## Begin RAW DATA
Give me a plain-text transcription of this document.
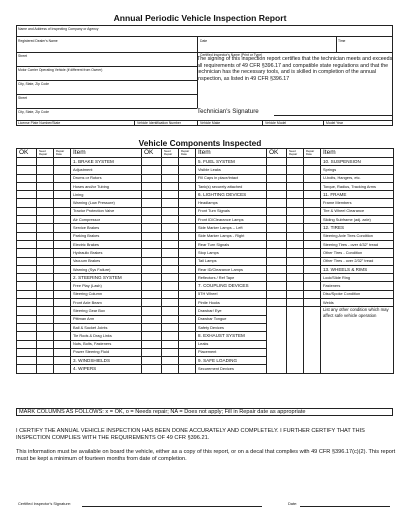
Annual Periodic Vehicle Inspection Report
Name and Address of Inspecting Company or Agency
Registered Dealer's Name	Date	Time
Street	Certified Inspector's Name (Print or Type)
Motor Carrier Operating Vehicle (if different from Owner)
City, State, Zip Code
Street
City, State, Zip Code
License Plate Number/State	Vehicle Identification Number	Vehicle Make	Vehicle Model	Model Year
The signing of this inspection report certifies that the technician meets and exceeds all requirements of 49 CFR §396.17 and compatible state regulations and that the technician has the necessary tools, and is skilled in completion of the annual inspection, as listed in 49 CFR §396.17
Technician's Signature
Vehicle Components Inspected
OK	Need Repair	Repair Date	Item	OK	Need Repair	Repair Date	Item	OK	Need Repair	Repair Date	Item
			1. BRAKE SYSTEM				5. FUEL SYSTEM				10. SUSPENSION
			Adjustment				Visible Leaks				Springs
			Drums or Rotors				Fill Caps in place/intact				U-bolts, Hangers, etc.
			Hoses and/or Tubing				Tank(s) securely attached				Torque, Radius, Tracking Arms
			Lining				6. LIGHTING DEVICES				11. FRAME
			Warning (Low Pressure)				Headlamps				Frame Members
			Tractor Protection Valve				Front Turn Signals				Tire & Wheel Clearance
			Air Compressor				Front ID/Clearance Lamps				Sliding Subframe (adj. axle)
			Service Brakes				Side Marker Lamps – Left				12. TIRES
			Parking Brakes				Side Marker Lamps - Right				Steering Axle Tires Condition
			Electric Brakes				Rear Turn Signals				Steering Tires - over 4/32" tread
			Hydraulic Brakes				Stop Lamps				Other Tires - Condition
			Vacuum Brakes				Tail Lamps				Other Tires - over 2/32" tread
			Warning (Sys Failure)				Rear ID/Clearance Lamps				13. WHEELS & RIMS
			2. STEERING SYSTEM				Reflectors / Ref Tape				Lock/Slide Ring
			Free Play (Lash)				7. COUPLING DEVICES				Fasteners
			Steering Column				5TH Wheel				Disc/Spoke Condition
			Front Axle Beam				Pintle Hooks				Welds
			Steering Gear Box				Drawbar/ Eye				List any other condition which may affect safe vehicle operation
			Pittman Arm				Drawbar Tongue				
			Ball & Socket Joints				Safety Devices				
			Tie Rods & Drag Links				8. EXHAUST SYSTEM				
			Nuts, Bolts, Fasteners				Leaks				
			Power Steering Fluid				Placement				
			3. WINDSHIELDS				9. SAFE LOADING				
			4. WIPERS				Securement Devices				
MARK COLUMNS AS FOLLOWS: x = OK, o = Needs repair; NA = Does not apply; Fill in Repair date as appropriate
I CERTIFY THE ANNUAL VEHICLE INSPECTION HAS BEEN DONE ACCURATELY AND COMPLETELY. I FURTHER CERTIFY THAT THIS INSPECTION COMPLIES WITH THE REQUIREMENTS OF 49 CFR §396.21.
This information must be available on board the vehicle, either as a copy of this report, or on a decal that complies with 49 CFR §396.17(c)(2). This report must be kept a minimum of fourteen months from date of completion.
Certified Inspector's Signature:	Date:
## End RAW DATA
**THE REQUEST:**
In the entries above, identify every line with the word "Brakes". Copy those lines.

**TASK RESULT:**
			Service Brakes				Side Marker Lamps – Left				12. TIRES
			Parking Brakes				Side Marker Lamps - Right				Steering Axle Tires Condition
			Electric Brakes				Rear Turn Signals				Steering Tires - over 4/32" tread
			Hydraulic Brakes				Stop Lamps				Other Tires - Condition
			Vacuum Brakes				Tail Lamps				Other Tires - over 2/32" tread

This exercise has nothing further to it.